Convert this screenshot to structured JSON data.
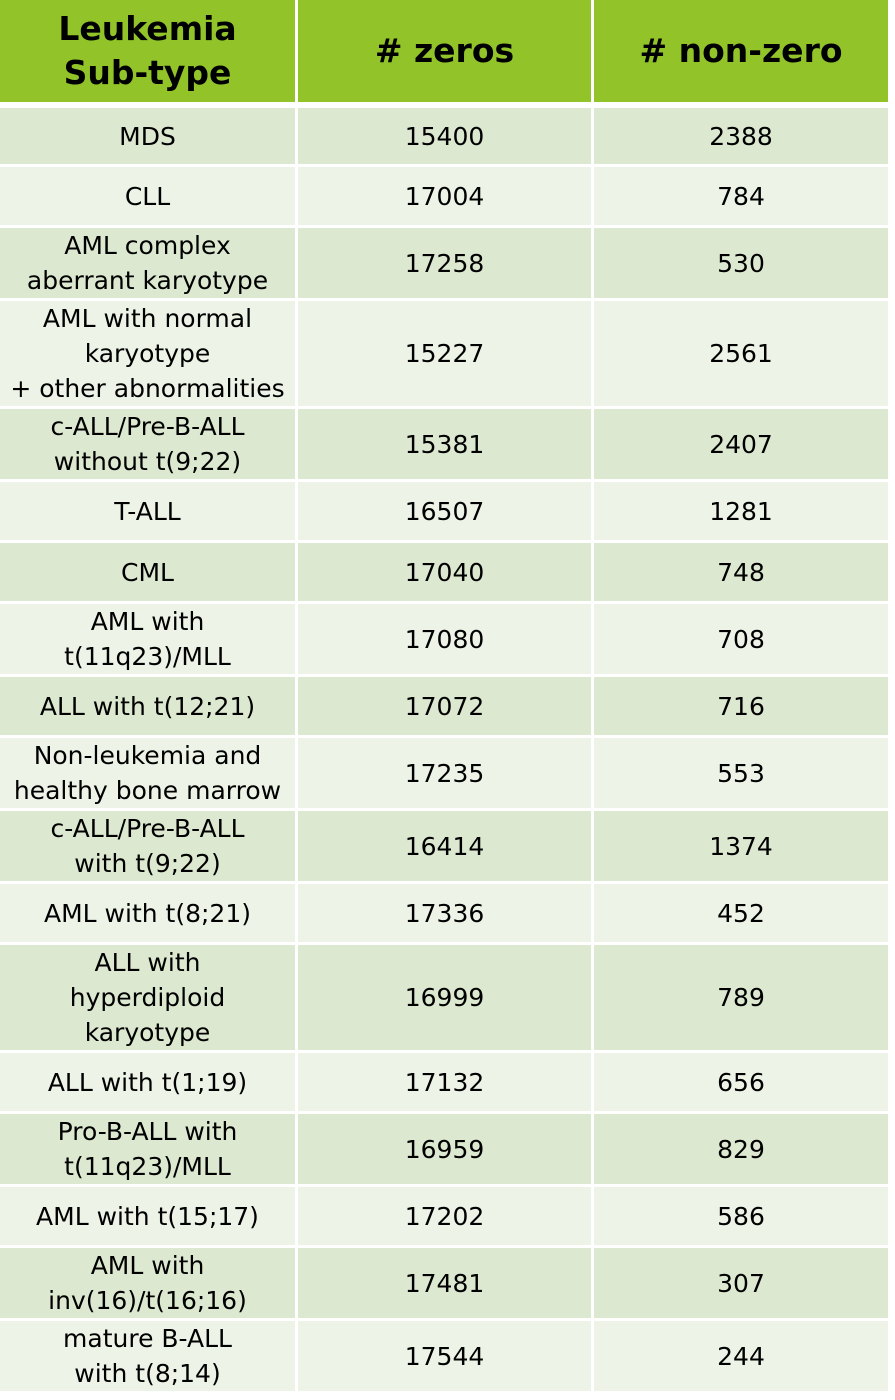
{
  "header": {
    "col1_line1": "Leukemia",
    "col1_line2": "Sub-type",
    "col2": "# zeros",
    "col3": "# non-zero"
  },
  "rows": [
    {
      "lines": [
        "MDS"
      ],
      "zeros": "15400",
      "nonzero": "2388"
    },
    {
      "lines": [
        "CLL"
      ],
      "zeros": "17004",
      "nonzero": "784"
    },
    {
      "lines": [
        "AML complex",
        "aberrant karyotype"
      ],
      "zeros": "17258",
      "nonzero": "530"
    },
    {
      "lines": [
        "AML with normal",
        "karyotype",
        "+ other abnormalities"
      ],
      "zeros": "15227",
      "nonzero": "2561"
    },
    {
      "lines": [
        "c-ALL/Pre-B-ALL",
        "without t(9;22)"
      ],
      "zeros": "15381",
      "nonzero": "2407"
    },
    {
      "lines": [
        "T-ALL"
      ],
      "zeros": "16507",
      "nonzero": "1281"
    },
    {
      "lines": [
        "CML"
      ],
      "zeros": "17040",
      "nonzero": "748"
    },
    {
      "lines": [
        "AML with",
        "t(11q23)/MLL"
      ],
      "zeros": "17080",
      "nonzero": "708"
    },
    {
      "lines": [
        "ALL with t(12;21)"
      ],
      "zeros": "17072",
      "nonzero": "716"
    },
    {
      "lines": [
        "Non-leukemia and",
        "healthy bone marrow"
      ],
      "zeros": "17235",
      "nonzero": "553"
    },
    {
      "lines": [
        "c-ALL/Pre-B-ALL",
        "with t(9;22)"
      ],
      "zeros": "16414",
      "nonzero": "1374"
    },
    {
      "lines": [
        "AML with t(8;21)"
      ],
      "zeros": "17336",
      "nonzero": "452"
    },
    {
      "lines": [
        "ALL with",
        "hyperdiploid",
        "karyotype"
      ],
      "zeros": "16999",
      "nonzero": "789"
    },
    {
      "lines": [
        "ALL with t(1;19)"
      ],
      "zeros": "17132",
      "nonzero": "656"
    },
    {
      "lines": [
        "Pro-B-ALL with",
        "t(11q23)/MLL"
      ],
      "zeros": "16959",
      "nonzero": "829"
    },
    {
      "lines": [
        "AML with t(15;17)"
      ],
      "zeros": "17202",
      "nonzero": "586"
    },
    {
      "lines": [
        "AML with",
        "inv(16)/t(16;16)"
      ],
      "zeros": "17481",
      "nonzero": "307"
    },
    {
      "lines": [
        "mature B-ALL",
        "with t(8;14)"
      ],
      "zeros": "17544",
      "nonzero": "244"
    }
  ],
  "colors": {
    "header_bg": "#92c42a",
    "row_even_bg": "#dce8cf",
    "row_odd_bg": "#edf4e7"
  }
}
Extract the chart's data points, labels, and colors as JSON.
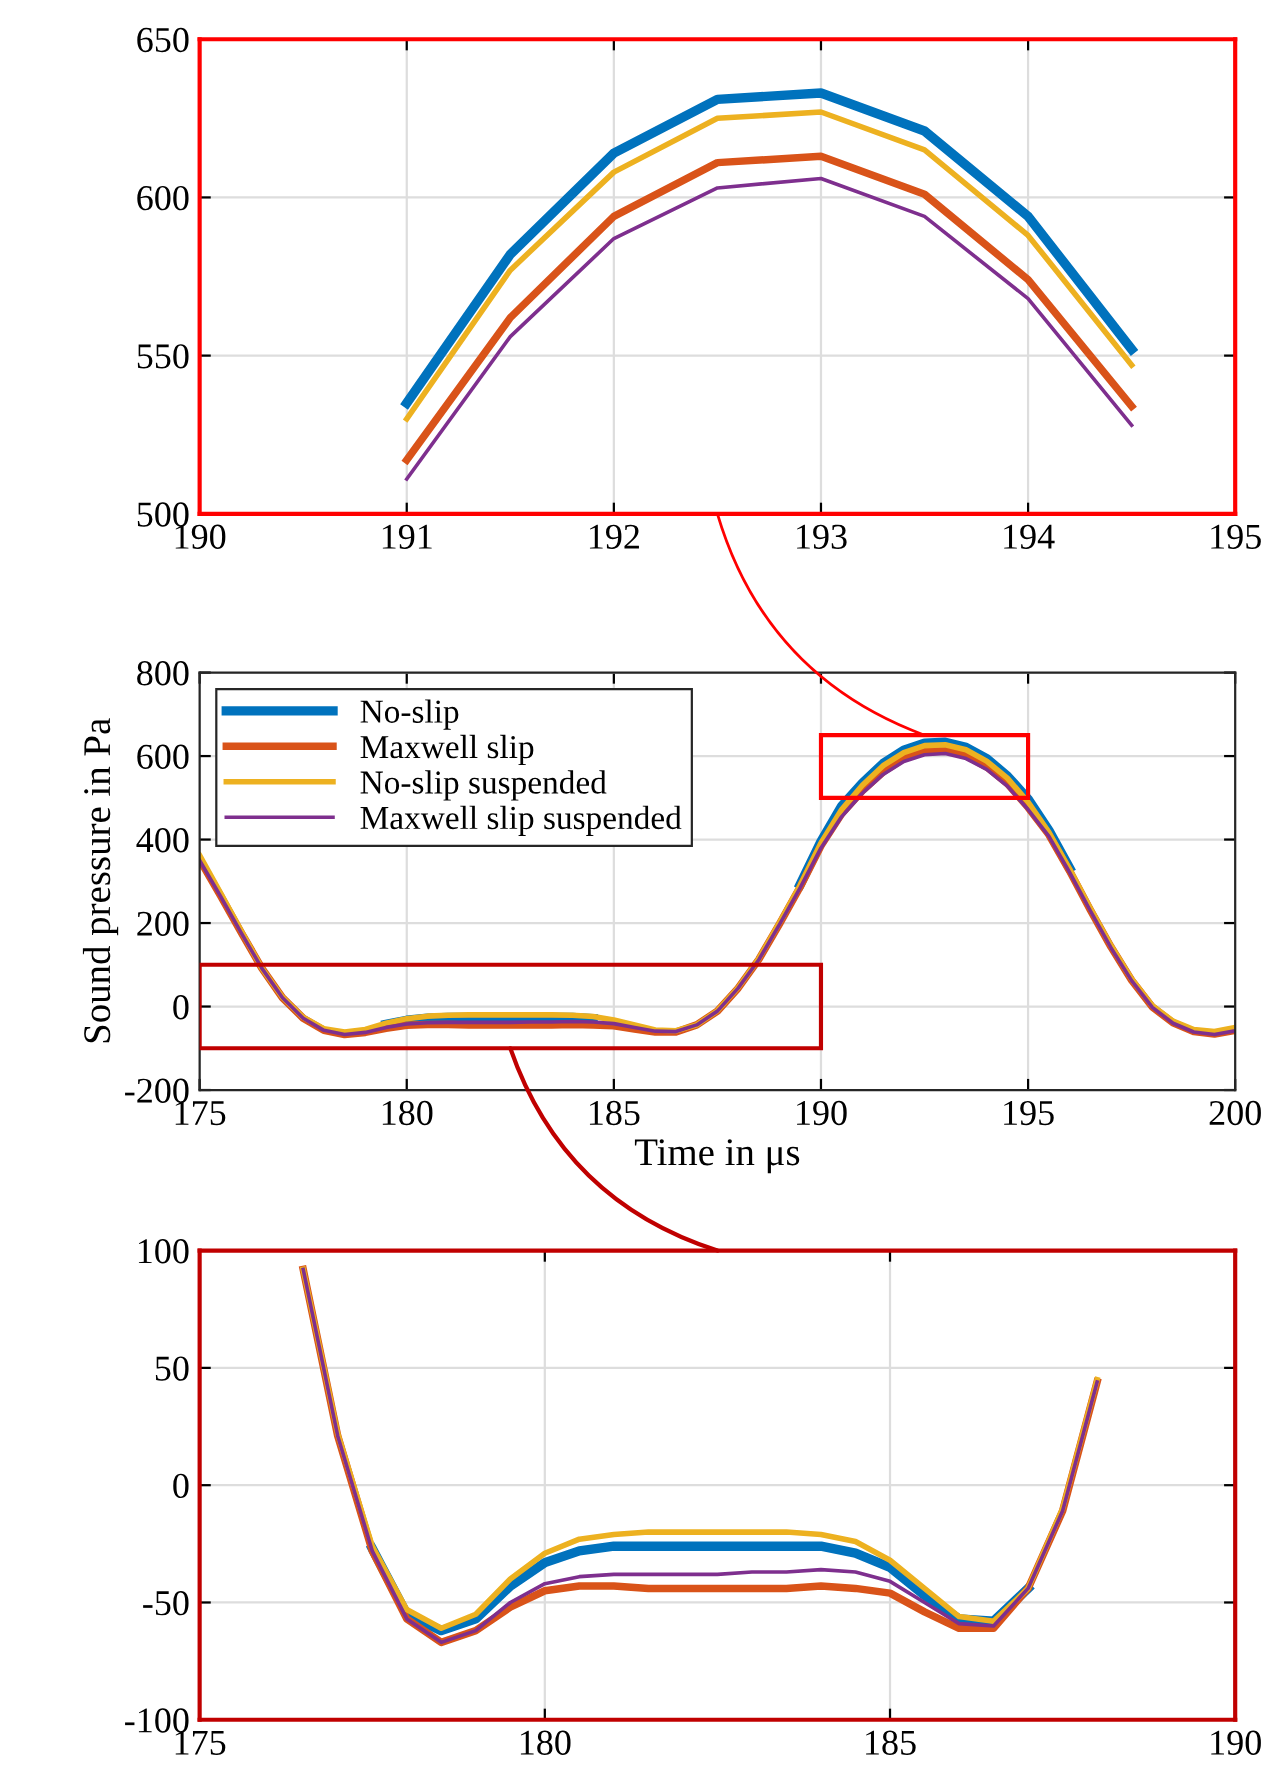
{
  "chart_data": [
    {
      "type": "line",
      "x": [
        191,
        191.5,
        192,
        192.5,
        193,
        193.5,
        194,
        194.5
      ],
      "xlim": [
        190,
        195
      ],
      "xticks": [
        190,
        191,
        192,
        193,
        194,
        195
      ],
      "ylim": [
        500,
        650
      ],
      "yticks": [
        500,
        550,
        600,
        650
      ],
      "grid": true,
      "legend": false,
      "line_style": "solid",
      "marker": "none",
      "series": [
        {
          "color": "#0072bd",
          "values": [
            535,
            582,
            614,
            631,
            633,
            621,
            594,
            552
          ]
        },
        {
          "color": "#d95319",
          "values": [
            517,
            562,
            594,
            611,
            613,
            601,
            574,
            534
          ]
        },
        {
          "color": "#edb120",
          "values": [
            530,
            577,
            608,
            625,
            627,
            615,
            588,
            547
          ]
        },
        {
          "color": "#7e2f8e",
          "values": [
            511,
            556,
            587,
            603,
            606,
            594,
            568,
            528
          ]
        }
      ]
    },
    {
      "type": "line",
      "x": [
        175,
        175.5,
        176,
        176.5,
        177,
        177.5,
        178,
        178.5,
        179,
        179.5,
        180,
        180.5,
        181,
        181.5,
        182,
        182.5,
        183,
        183.5,
        184,
        184.5,
        185,
        185.5,
        186,
        186.5,
        187,
        187.5,
        188,
        188.5,
        189,
        189.5,
        190,
        190.5,
        191,
        191.5,
        192,
        192.5,
        193,
        193.5,
        194,
        194.5,
        195,
        195.5,
        196,
        196.5,
        197,
        197.5,
        198,
        198.5,
        199,
        199.5,
        200
      ],
      "xlim": [
        175,
        200
      ],
      "xticks": [
        175,
        180,
        185,
        190,
        195,
        200
      ],
      "ylim": [
        -200,
        800
      ],
      "yticks": [
        -200,
        0,
        200,
        400,
        600,
        800
      ],
      "xlabel": "Time in μs",
      "ylabel": "Sound pressure in Pa",
      "grid": true,
      "legend": "top left",
      "line_style": "solid",
      "marker": "none",
      "series": [
        {
          "name": "No-slip",
          "color": "#0072bd",
          "values": [
            null,
            null,
            null,
            null,
            null,
            null,
            null,
            null,
            null,
            -43,
            -33,
            -28,
            -26,
            -26,
            -26,
            -26,
            -26,
            -26,
            -26,
            -29,
            null,
            null,
            null,
            null,
            null,
            null,
            null,
            null,
            null,
            293,
            395,
            480,
            535,
            582,
            614,
            631,
            633,
            621,
            594,
            552,
            497,
            422,
            332,
            null,
            null,
            null,
            null,
            null,
            null,
            null,
            null
          ]
        },
        {
          "name": "Maxwell slip",
          "color": "#d95319",
          "values": [
            352,
            266,
            178,
            92,
            21,
            -28,
            -57,
            -67,
            -62,
            -52,
            -45,
            -43,
            -43,
            -44,
            -44,
            -44,
            -44,
            -44,
            -43,
            -44,
            -46,
            -54,
            -61,
            -61,
            -44,
            -11,
            44,
            113,
            198,
            287,
            385,
            462,
            517,
            562,
            594,
            611,
            613,
            601,
            574,
            534,
            477,
            412,
            325,
            232,
            143,
            63,
            -1,
            -39,
            -60,
            -66,
            -57
          ]
        },
        {
          "name": "No-slip suspended",
          "color": "#edb120",
          "values": [
            362,
            273,
            182,
            92,
            22,
            -26,
            -53,
            -61,
            -55,
            -40,
            -29,
            -23,
            -21,
            -20,
            -20,
            -20,
            -20,
            -20,
            -21,
            -24,
            -32,
            -44,
            -56,
            -58,
            -44,
            -10,
            45,
            115,
            201,
            291,
            392,
            472,
            530,
            577,
            608,
            625,
            627,
            615,
            588,
            547,
            490,
            418,
            330,
            236,
            146,
            66,
            2,
            -35,
            -55,
            -60,
            -50
          ]
        },
        {
          "name": "Maxwell slip suspended",
          "color": "#7e2f8e",
          "values": [
            350,
            265,
            177,
            92,
            21,
            -28,
            -57,
            -67,
            -62,
            -50,
            -42,
            -39,
            -38,
            -38,
            -38,
            -38,
            -37,
            -37,
            -36,
            -37,
            -41,
            -50,
            -59,
            -60,
            -44,
            -11,
            44,
            112,
            197,
            285,
            380,
            455,
            511,
            556,
            587,
            603,
            606,
            594,
            568,
            528,
            472,
            408,
            322,
            230,
            141,
            62,
            -2,
            -40,
            -61,
            -67,
            -58
          ]
        }
      ]
    },
    {
      "type": "line",
      "x": [
        176.5,
        177,
        177.5,
        178,
        178.5,
        179,
        179.5,
        180,
        180.5,
        181,
        181.5,
        182,
        182.5,
        183,
        183.5,
        184,
        184.5,
        185,
        185.5,
        186,
        186.5,
        187,
        187.5,
        188
      ],
      "xlim": [
        175,
        190
      ],
      "xticks": [
        175,
        180,
        185,
        190
      ],
      "ylim": [
        -100,
        100
      ],
      "yticks": [
        -100,
        -50,
        0,
        50,
        100
      ],
      "grid": true,
      "legend": false,
      "line_style": "solid",
      "marker": "none",
      "series": [
        {
          "color": "#0072bd",
          "values": [
            null,
            null,
            -27,
            -55,
            -62,
            -57,
            -43,
            -33,
            -28,
            -26,
            -26,
            -26,
            -26,
            -26,
            -26,
            -26,
            -29,
            -35,
            -47,
            -57,
            -58,
            -44,
            null,
            null
          ]
        },
        {
          "color": "#d95319",
          "values": [
            92,
            21,
            -28,
            -57,
            -67,
            -62,
            -52,
            -45,
            -43,
            -43,
            -44,
            -44,
            -44,
            -44,
            -44,
            -43,
            -44,
            -46,
            -54,
            -61,
            -61,
            -44,
            -11,
            44
          ]
        },
        {
          "color": "#edb120",
          "values": [
            92,
            22,
            -26,
            -53,
            -61,
            -55,
            -40,
            -29,
            -23,
            -21,
            -20,
            -20,
            -20,
            -20,
            -20,
            -21,
            -24,
            -32,
            -44,
            -56,
            -58,
            -44,
            -10,
            45
          ]
        },
        {
          "color": "#7e2f8e",
          "values": [
            92,
            21,
            -28,
            -57,
            -67,
            -62,
            -50,
            -42,
            -39,
            -38,
            -38,
            -38,
            -38,
            -37,
            -37,
            -36,
            -37,
            -41,
            -50,
            -59,
            -60,
            -44,
            -11,
            44
          ]
        }
      ]
    }
  ]
}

* * *

[TO BE DONE]: Copy every line from the records above that contains the word "karyotype".

[RESPONSE]:
        "aberrant karyotype"
        "karyotype",
        "karyotype"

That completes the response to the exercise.